**What you are asked to do**
Output the full material exactly as it appears here.

**Task inputs**
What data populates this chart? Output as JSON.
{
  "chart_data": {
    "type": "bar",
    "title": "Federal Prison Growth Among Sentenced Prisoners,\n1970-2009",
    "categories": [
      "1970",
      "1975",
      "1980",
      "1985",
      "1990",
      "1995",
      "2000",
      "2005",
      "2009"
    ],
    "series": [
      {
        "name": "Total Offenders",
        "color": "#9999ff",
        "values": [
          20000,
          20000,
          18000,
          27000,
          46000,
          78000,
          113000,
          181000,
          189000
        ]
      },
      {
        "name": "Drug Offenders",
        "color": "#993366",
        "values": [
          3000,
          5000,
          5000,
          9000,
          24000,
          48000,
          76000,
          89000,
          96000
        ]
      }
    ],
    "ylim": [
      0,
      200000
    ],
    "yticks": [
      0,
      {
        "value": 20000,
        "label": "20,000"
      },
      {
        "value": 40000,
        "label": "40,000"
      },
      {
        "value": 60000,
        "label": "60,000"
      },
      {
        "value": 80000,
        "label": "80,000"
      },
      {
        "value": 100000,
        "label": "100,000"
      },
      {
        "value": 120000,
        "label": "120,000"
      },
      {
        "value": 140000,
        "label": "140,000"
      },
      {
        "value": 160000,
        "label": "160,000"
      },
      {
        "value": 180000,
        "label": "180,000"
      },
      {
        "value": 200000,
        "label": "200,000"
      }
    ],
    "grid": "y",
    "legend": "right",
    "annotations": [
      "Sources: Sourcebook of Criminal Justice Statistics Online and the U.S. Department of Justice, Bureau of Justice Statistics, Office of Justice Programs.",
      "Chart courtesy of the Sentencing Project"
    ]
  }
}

**Solution to the exercise**
What data populates this chart? Output as JSON.
{
  "chart_data": {
    "type": "bar",
    "title": "Federal Prison Growth Among Sentenced Prisoners,\n1970-2009",
    "categories": [
      "1970",
      "1975",
      "1980",
      "1985",
      "1990",
      "1995",
      "2000",
      "2005",
      "2009"
    ],
    "series": [
      {
        "name": "Total Offenders",
        "color": "#9999ff",
        "values": [
          20000,
          20000,
          18000,
          27000,
          46000,
          78000,
          113000,
          181000,
          189000
        ]
      },
      {
        "name": "Drug Offenders",
        "color": "#993366",
        "values": [
          3000,
          5000,
          5000,
          9000,
          24000,
          48000,
          76000,
          89000,
          96000
        ]
      }
    ],
    "ylim": [
      0,
      200000
    ],
    "yticks": [
      0,
      {
        "value": 20000,
        "label": "20,000"
      },
      {
        "value": 40000,
        "label": "40,000"
      },
      {
        "value": 60000,
        "label": "60,000"
      },
      {
        "value": 80000,
        "label": "80,000"
      },
      {
        "value": 100000,
        "label": "100,000"
      },
      {
        "value": 120000,
        "label": "120,000"
      },
      {
        "value": 140000,
        "label": "140,000"
      },
      {
        "value": 160000,
        "label": "160,000"
      },
      {
        "value": 180000,
        "label": "180,000"
      },
      {
        "value": 200000,
        "label": "200,000"
      }
    ],
    "grid": "y",
    "legend": "right",
    "annotations": [
      "Sources: Sourcebook of Criminal Justice Statistics Online and the U.S. Department of Justice, Bureau of Justice Statistics, Office of Justice Programs.",
      "Chart courtesy of the Sentencing Project"
    ]
  }
}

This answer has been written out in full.